▸ Directions for this task: Return every entry exactly.

+ + +

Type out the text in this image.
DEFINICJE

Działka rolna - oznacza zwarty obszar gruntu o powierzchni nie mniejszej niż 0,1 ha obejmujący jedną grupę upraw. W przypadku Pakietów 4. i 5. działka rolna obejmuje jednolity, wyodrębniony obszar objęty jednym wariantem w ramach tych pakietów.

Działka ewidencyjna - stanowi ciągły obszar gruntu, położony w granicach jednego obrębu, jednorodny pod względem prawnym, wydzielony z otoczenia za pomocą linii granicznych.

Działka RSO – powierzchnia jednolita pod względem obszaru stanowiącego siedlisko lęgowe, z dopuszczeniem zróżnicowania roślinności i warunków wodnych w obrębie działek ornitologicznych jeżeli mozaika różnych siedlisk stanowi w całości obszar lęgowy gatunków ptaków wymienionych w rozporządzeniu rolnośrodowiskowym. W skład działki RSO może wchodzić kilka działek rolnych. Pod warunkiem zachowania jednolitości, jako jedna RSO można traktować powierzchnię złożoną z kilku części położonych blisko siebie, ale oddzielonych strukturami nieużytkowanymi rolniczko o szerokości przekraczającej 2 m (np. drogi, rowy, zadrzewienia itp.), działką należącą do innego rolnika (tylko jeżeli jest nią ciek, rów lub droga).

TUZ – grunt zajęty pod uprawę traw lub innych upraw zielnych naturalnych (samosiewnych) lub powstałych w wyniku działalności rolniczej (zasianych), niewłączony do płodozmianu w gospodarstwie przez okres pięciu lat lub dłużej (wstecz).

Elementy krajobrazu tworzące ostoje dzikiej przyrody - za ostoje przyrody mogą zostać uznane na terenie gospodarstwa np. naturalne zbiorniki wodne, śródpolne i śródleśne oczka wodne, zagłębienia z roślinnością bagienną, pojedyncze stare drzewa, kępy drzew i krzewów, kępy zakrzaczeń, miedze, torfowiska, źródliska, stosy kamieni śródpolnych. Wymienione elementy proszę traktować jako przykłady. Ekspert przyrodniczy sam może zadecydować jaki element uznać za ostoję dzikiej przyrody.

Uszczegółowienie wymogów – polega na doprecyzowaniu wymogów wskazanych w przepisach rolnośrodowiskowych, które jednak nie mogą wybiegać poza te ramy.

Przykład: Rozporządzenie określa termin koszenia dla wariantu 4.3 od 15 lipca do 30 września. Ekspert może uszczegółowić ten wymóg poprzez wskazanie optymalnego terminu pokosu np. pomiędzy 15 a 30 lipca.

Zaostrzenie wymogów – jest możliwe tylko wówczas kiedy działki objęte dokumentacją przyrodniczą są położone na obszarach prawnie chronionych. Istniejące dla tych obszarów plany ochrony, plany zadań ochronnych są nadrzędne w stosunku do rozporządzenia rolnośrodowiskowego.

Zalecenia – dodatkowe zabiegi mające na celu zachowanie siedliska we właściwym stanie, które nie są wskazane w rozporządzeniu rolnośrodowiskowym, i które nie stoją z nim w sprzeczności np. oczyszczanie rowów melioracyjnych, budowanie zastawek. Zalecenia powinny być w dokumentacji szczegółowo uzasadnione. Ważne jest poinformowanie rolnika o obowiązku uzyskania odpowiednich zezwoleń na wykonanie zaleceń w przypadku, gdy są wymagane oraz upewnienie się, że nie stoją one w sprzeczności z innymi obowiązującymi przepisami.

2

+ + +

▸ In response:
Type out the text in this image.
DEFINICJE

Działka rolna - oznacza zwarty obszar gruntu o powierzchni nie mniejszej niż 0,1 ha obejmujący jedną grupę upraw. W przypadku Pakietów 4. i 5. działka rolna obejmuje jednolity, wyodrębniony obszar objęty jednym wariantem w ramach tych pakietów.

Działka ewidencyjna - stanowi ciągły obszar gruntu, położony w granicach jednego obrębu, jednorodny pod względem prawnym, wydzielony z otoczenia za pomocą linii granicznych.

Działka RSO – powierzchnia jednolita pod względem obszaru stanowiącego siedlisko lęgowe, z dopuszczeniem zróżnicowania roślinności i warunków wodnych w obrębie działek ornitologicznych jeżeli mozaika różnych siedlisk stanowi w całości obszar lęgowy gatunków ptaków wymienionych w rozporządzeniu rolnośrodowiskowym. W skład działki RSO może wchodzić kilka działek rolnych. Pod warunkiem zachowania jednolitości, jako jedna RSO można traktować powierzchnię złożoną z kilku części położonych blisko siebie, ale oddzielonych strukturami nieużytkowanymi rolniczko o szerokości przekraczającej 2 m (np. drogi, rowy, zadrzewienia itp.), działką należącą do innego rolnika (tylko jeżeli jest nią ciek, rów lub droga).

TUZ – grunt zajęty pod uprawę traw lub innych upraw zielnych naturalnych (samosiewnych) lub powstałych w wyniku działalności rolniczej (zasianych), niewłączony do płodozmianu w gospodarstwie przez okres pięciu lat lub dłużej (wstecz).

Elementy krajobrazu tworzące ostoje dzikiej przyrody - za ostoje przyrody mogą zostać uznane na terenie gospodarstwa np. naturalne zbiorniki wodne, śródpolne i śródleśne oczka wodne, zagłębienia z roślinnością bagienną, pojedyncze stare drzewa, kępy drzew i krzewów, kępy zakrzaczeń, miedze, torfowiska, źródliska, stosy kamieni śródpolnych. Wymienione elementy proszę traktować jako przykłady. Ekspert przyrodniczy sam może zadecydować jaki element uznać za ostoję dzikiej przyrody.

Uszczegółowienie wymogów – polega na doprecyzowaniu wymogów wskazanych w przepisach rolnośrodowiskowych, które jednak nie mogą wybiegać poza te ramy.

Przykład: Rozporządzenie określa termin koszenia dla wariantu 4.3 od 15 lipca do 30 września. Ekspert może uszczegółowić ten wymóg poprzez wskazanie optymalnego terminu pokosu np. pomiędzy 15 a 30 lipca.

Zaostrzenie wymogów – jest możliwe tylko wówczas kiedy działki objęte dokumentacją przyrodniczą są położone na obszarach prawnie chronionych. Istniejące dla tych obszarów plany ochrony, plany zadań ochronnych są nadrzędne w stosunku do rozporządzenia rolnośrodowiskowego.

Zalecenia – dodatkowe zabiegi mające na celu zachowanie siedliska we właściwym stanie, które nie są wskazane w rozporządzeniu rolnośrodowiskowym, i które nie stoją z nim w sprzeczności np. oczyszczanie rowów melioracyjnych, budowanie zastawek. Zalecenia powinny być w dokumentacji szczegółowo uzasadnione. Ważne jest poinformowanie rolnika o obowiązku uzyskania odpowiednich zezwoleń na wykonanie zaleceń w przypadku, gdy są wymagane oraz upewnienie się, że nie stoją one w sprzeczności z innymi obowiązującymi przepisami.

2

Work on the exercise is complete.